SET EXERCISE:
Filter the listing and keep only the lines with the word "déposé".

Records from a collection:
┌──
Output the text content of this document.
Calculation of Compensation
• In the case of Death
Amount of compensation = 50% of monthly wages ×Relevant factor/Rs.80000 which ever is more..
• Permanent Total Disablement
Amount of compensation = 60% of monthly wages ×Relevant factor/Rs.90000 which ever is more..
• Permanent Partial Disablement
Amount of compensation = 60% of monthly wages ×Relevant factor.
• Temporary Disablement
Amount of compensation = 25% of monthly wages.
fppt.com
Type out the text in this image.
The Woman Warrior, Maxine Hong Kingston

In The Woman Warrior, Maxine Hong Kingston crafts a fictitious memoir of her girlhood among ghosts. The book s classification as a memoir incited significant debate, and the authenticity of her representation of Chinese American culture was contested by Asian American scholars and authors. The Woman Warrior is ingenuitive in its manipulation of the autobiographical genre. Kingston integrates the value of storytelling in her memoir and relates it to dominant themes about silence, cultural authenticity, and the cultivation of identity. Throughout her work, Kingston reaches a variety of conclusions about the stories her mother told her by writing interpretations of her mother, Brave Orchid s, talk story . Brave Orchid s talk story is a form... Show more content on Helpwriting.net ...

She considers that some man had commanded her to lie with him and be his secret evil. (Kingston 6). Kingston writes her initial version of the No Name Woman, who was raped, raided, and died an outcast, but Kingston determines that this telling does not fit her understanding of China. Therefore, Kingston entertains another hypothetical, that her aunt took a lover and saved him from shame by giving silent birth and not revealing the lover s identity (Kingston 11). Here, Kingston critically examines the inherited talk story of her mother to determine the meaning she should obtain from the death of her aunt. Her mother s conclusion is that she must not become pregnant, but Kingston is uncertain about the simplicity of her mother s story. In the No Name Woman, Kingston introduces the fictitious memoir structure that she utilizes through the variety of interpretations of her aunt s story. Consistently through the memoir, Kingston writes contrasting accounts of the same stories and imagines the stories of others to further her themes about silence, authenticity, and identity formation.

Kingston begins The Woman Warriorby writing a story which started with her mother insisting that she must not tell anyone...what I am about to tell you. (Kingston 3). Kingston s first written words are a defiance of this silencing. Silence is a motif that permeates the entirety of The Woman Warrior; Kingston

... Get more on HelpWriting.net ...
└──
┌──
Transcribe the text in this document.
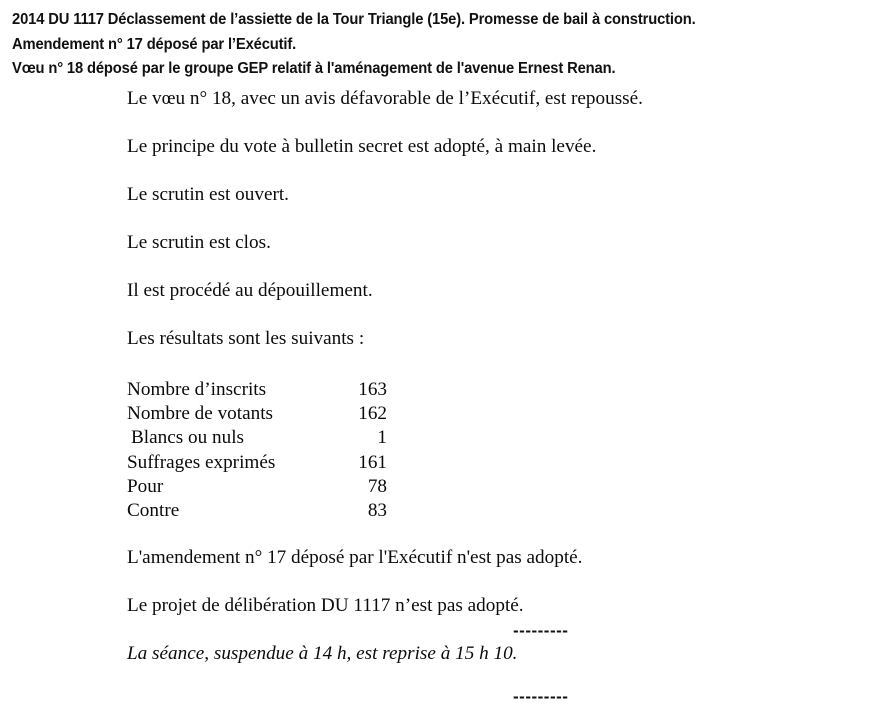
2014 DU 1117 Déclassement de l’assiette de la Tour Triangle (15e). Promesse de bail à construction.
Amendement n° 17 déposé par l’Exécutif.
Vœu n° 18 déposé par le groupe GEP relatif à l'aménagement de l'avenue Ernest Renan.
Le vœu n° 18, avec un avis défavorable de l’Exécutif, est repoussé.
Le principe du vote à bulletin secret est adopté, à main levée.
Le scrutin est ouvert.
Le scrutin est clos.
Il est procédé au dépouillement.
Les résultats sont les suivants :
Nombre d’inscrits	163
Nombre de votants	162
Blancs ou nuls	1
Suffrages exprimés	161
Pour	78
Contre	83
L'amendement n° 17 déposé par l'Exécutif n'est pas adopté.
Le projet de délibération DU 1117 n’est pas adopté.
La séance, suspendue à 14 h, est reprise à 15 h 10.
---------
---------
└──
WRITTEN SOLUTION:
Amendement n° 17 déposé par l’Exécutif.
Vœu n° 18 déposé par le groupe GEP relatif à l'aménagement de l'avenue Ernest Renan.
L'amendement n° 17 déposé par l'Exécutif n'est pas adopté.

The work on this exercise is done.